Go through the listing and copy every line word for word.

Records contained in a dataset
####

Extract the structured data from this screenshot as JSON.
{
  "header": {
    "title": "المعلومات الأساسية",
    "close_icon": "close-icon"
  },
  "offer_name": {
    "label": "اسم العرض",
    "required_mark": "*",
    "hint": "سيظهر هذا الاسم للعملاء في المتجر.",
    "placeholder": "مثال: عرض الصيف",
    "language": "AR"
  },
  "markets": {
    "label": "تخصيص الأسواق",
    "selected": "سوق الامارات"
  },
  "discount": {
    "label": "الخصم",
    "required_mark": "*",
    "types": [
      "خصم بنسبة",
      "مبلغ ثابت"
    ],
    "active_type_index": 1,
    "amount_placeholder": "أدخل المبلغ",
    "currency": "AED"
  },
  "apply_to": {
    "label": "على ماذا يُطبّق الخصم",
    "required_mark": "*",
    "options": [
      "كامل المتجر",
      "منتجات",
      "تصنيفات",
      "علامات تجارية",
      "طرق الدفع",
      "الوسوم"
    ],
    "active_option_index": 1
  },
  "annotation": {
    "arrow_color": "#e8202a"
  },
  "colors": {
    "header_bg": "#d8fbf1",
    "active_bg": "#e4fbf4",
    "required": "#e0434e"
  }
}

####

TASK OUTPUT »
Extract the structured data from this screenshot as JSON.
{
  "header": {
    "title": "المعلومات الأساسية",
    "close_icon": "close-icon"
  },
  "offer_name": {
    "label": "اسم العرض",
    "required_mark": "*",
    "hint": "سيظهر هذا الاسم للعملاء في المتجر.",
    "placeholder": "مثال: عرض الصيف",
    "language": "AR"
  },
  "markets": {
    "label": "تخصيص الأسواق",
    "selected": "سوق الامارات"
  },
  "discount": {
    "label": "الخصم",
    "required_mark": "*",
    "types": [
      "خصم بنسبة",
      "مبلغ ثابت"
    ],
    "active_type_index": 1,
    "amount_placeholder": "أدخل المبلغ",
    "currency": "AED"
  },
  "apply_to": {
    "label": "على ماذا يُطبّق الخصم",
    "required_mark": "*",
    "options": [
      "كامل المتجر",
      "منتجات",
      "تصنيفات",
      "علامات تجارية",
      "طرق الدفع",
      "الوسوم"
    ],
    "active_option_index": 1
  },
  "annotation": {
    "arrow_color": "#e8202a"
  },
  "colors": {
    "header_bg": "#d8fbf1",
    "active_bg": "#e4fbf4",
    "required": "#e0434e"
  }
}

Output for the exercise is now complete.